* _Short exercise_: Return every one of the following lines unchanged, character for character.

* _Material shown_:
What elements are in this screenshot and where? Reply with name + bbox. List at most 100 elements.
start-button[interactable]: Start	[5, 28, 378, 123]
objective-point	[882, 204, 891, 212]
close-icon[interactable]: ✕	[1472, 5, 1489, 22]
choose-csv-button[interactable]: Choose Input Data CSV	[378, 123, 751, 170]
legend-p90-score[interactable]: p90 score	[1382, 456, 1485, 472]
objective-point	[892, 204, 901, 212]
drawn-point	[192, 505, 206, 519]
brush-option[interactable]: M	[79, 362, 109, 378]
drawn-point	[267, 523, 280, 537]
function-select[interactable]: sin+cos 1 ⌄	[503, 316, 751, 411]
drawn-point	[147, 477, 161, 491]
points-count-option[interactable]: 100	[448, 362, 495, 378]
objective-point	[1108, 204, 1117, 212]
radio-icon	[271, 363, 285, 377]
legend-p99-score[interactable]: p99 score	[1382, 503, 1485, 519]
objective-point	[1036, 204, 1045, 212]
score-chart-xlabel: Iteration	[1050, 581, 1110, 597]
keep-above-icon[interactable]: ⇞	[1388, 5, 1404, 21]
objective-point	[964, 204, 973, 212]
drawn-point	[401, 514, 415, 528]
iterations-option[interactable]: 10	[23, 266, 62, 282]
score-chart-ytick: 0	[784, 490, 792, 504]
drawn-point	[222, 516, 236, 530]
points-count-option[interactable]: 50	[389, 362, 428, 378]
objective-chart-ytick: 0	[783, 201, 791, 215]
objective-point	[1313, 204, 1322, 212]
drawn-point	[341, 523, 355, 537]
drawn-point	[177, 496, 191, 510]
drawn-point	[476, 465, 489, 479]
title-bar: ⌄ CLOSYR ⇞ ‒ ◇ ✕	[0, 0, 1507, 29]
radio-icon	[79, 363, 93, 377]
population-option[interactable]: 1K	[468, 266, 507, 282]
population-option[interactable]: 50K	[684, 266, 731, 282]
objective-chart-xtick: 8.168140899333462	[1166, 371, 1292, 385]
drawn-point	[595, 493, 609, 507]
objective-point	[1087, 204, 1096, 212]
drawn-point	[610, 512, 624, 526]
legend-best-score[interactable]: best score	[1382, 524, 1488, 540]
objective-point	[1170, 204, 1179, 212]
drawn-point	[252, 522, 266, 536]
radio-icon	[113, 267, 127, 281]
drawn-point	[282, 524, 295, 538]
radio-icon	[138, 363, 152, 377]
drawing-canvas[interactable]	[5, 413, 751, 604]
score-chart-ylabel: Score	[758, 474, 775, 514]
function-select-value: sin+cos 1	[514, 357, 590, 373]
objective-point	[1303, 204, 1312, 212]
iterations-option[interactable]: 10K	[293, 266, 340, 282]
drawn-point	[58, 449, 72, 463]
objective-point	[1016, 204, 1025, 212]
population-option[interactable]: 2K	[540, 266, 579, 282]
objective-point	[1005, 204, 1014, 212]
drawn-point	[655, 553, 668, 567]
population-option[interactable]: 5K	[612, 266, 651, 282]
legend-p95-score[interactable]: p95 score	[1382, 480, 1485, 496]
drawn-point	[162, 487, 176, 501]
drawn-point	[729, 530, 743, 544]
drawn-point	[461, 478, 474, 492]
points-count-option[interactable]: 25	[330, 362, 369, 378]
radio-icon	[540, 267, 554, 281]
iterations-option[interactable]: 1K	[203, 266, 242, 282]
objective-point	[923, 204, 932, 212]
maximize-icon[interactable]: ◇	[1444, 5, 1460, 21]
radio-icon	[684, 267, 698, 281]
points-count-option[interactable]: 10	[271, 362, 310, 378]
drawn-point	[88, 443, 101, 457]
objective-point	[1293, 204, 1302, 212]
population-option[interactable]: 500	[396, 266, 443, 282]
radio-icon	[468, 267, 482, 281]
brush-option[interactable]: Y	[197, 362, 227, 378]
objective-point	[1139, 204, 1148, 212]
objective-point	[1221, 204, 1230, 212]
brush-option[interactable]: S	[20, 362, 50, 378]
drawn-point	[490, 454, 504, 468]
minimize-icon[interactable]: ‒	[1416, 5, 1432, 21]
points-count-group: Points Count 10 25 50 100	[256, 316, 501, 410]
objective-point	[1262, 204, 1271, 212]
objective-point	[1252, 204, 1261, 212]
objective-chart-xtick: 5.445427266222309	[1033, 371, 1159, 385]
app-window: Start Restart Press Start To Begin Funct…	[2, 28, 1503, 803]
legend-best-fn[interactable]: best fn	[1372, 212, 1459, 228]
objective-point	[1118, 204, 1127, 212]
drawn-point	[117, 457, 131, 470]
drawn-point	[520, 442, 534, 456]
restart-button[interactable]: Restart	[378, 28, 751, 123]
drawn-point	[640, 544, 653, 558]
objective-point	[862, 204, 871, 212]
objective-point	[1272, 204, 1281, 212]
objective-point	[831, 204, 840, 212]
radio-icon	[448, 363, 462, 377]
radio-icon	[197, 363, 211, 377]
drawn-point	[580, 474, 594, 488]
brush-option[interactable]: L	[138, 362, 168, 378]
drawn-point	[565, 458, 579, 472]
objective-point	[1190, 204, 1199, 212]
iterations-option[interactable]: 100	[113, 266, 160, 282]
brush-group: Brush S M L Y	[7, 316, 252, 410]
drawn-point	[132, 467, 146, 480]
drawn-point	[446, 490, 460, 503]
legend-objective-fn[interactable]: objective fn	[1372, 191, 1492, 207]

* _Exercise answer_:
What elements are in this screenshot and where? Reply with name + bbox. List at most 100 elements.
start-button[interactable]: Start	[5, 28, 378, 123]
objective-point	[882, 204, 891, 212]
close-icon[interactable]: ✕	[1472, 5, 1489, 22]
choose-csv-button[interactable]: Choose Input Data CSV	[378, 123, 751, 170]
legend-p90-score[interactable]: p90 score	[1382, 456, 1485, 472]
objective-point	[892, 204, 901, 212]
drawn-point	[192, 505, 206, 519]
brush-option[interactable]: M	[79, 362, 109, 378]
drawn-point	[267, 523, 280, 537]
function-select[interactable]: sin+cos 1 ⌄	[503, 316, 751, 411]
drawn-point	[147, 477, 161, 491]
points-count-option[interactable]: 100	[448, 362, 495, 378]
objective-point	[1108, 204, 1117, 212]
radio-icon	[271, 363, 285, 377]
legend-p99-score[interactable]: p99 score	[1382, 503, 1485, 519]
objective-point	[1036, 204, 1045, 212]
score-chart-xlabel: Iteration	[1050, 581, 1110, 597]
keep-above-icon[interactable]: ⇞	[1388, 5, 1404, 21]
objective-point	[964, 204, 973, 212]
drawn-point	[401, 514, 415, 528]
iterations-option[interactable]: 10	[23, 266, 62, 282]
score-chart-ytick: 0	[784, 490, 792, 504]
drawn-point	[222, 516, 236, 530]
points-count-option[interactable]: 50	[389, 362, 428, 378]
objective-chart-ytick: 0	[783, 201, 791, 215]
objective-point	[1313, 204, 1322, 212]
drawn-point	[341, 523, 355, 537]
drawn-point	[177, 496, 191, 510]
drawn-point	[476, 465, 489, 479]
title-bar: ⌄ CLOSYR ⇞ ‒ ◇ ✕	[0, 0, 1507, 29]
radio-icon	[79, 363, 93, 377]
population-option[interactable]: 1K	[468, 266, 507, 282]
population-option[interactable]: 50K	[684, 266, 731, 282]
objective-chart-xtick: 8.168140899333462	[1166, 371, 1292, 385]
drawn-point	[595, 493, 609, 507]
objective-point	[1087, 204, 1096, 212]
drawn-point	[610, 512, 624, 526]
legend-best-score[interactable]: best score	[1382, 524, 1488, 540]
objective-point	[1170, 204, 1179, 212]
drawn-point	[252, 522, 266, 536]
radio-icon	[113, 267, 127, 281]
drawn-point	[282, 524, 295, 538]
radio-icon	[138, 363, 152, 377]
drawing-canvas[interactable]	[5, 413, 751, 604]
score-chart-ylabel: Score	[758, 474, 775, 514]
function-select-value: sin+cos 1	[514, 357, 590, 373]
objective-point	[1303, 204, 1312, 212]
iterations-option[interactable]: 10K	[293, 266, 340, 282]
drawn-point	[58, 449, 72, 463]
objective-point	[1016, 204, 1025, 212]
population-option[interactable]: 2K	[540, 266, 579, 282]
objective-point	[1005, 204, 1014, 212]
drawn-point	[655, 553, 668, 567]
population-option[interactable]: 5K	[612, 266, 651, 282]
legend-p95-score[interactable]: p95 score	[1382, 480, 1485, 496]
drawn-point	[162, 487, 176, 501]
drawn-point	[729, 530, 743, 544]
drawn-point	[461, 478, 474, 492]
points-count-option[interactable]: 25	[330, 362, 369, 378]
radio-icon	[540, 267, 554, 281]
iterations-option[interactable]: 1K	[203, 266, 242, 282]
objective-point	[923, 204, 932, 212]
maximize-icon[interactable]: ◇	[1444, 5, 1460, 21]
radio-icon	[684, 267, 698, 281]
points-count-option[interactable]: 10	[271, 362, 310, 378]
drawn-point	[88, 443, 101, 457]
objective-point	[1293, 204, 1302, 212]
population-option[interactable]: 500	[396, 266, 443, 282]
radio-icon	[468, 267, 482, 281]
brush-option[interactable]: Y	[197, 362, 227, 378]
objective-point	[1139, 204, 1148, 212]
objective-point	[1221, 204, 1230, 212]
brush-option[interactable]: S	[20, 362, 50, 378]
drawn-point	[490, 454, 504, 468]
minimize-icon[interactable]: ‒	[1416, 5, 1432, 21]
points-count-group: Points Count 10 25 50 100	[256, 316, 501, 410]
objective-point	[1262, 204, 1271, 212]
objective-point	[1252, 204, 1261, 212]
objective-chart-xtick: 5.445427266222309	[1033, 371, 1159, 385]
app-window: Start Restart Press Start To Begin Funct…	[2, 28, 1503, 803]
legend-best-fn[interactable]: best fn	[1372, 212, 1459, 228]
objective-point	[1118, 204, 1127, 212]
drawn-point	[117, 457, 131, 470]
drawn-point	[520, 442, 534, 456]
restart-button[interactable]: Restart	[378, 28, 751, 123]
drawn-point	[640, 544, 653, 558]
objective-point	[862, 204, 871, 212]
objective-point	[1272, 204, 1281, 212]
objective-point	[831, 204, 840, 212]
radio-icon	[448, 363, 462, 377]
radio-icon	[197, 363, 211, 377]
drawn-point	[580, 474, 594, 488]
brush-option[interactable]: L	[138, 362, 168, 378]
drawn-point	[565, 458, 579, 472]
objective-point	[1190, 204, 1199, 212]
iterations-option[interactable]: 100	[113, 266, 160, 282]
brush-group: Brush S M L Y	[7, 316, 252, 410]
drawn-point	[132, 467, 146, 480]
drawn-point	[446, 490, 460, 503]
legend-objective-fn[interactable]: objective fn	[1372, 191, 1492, 207]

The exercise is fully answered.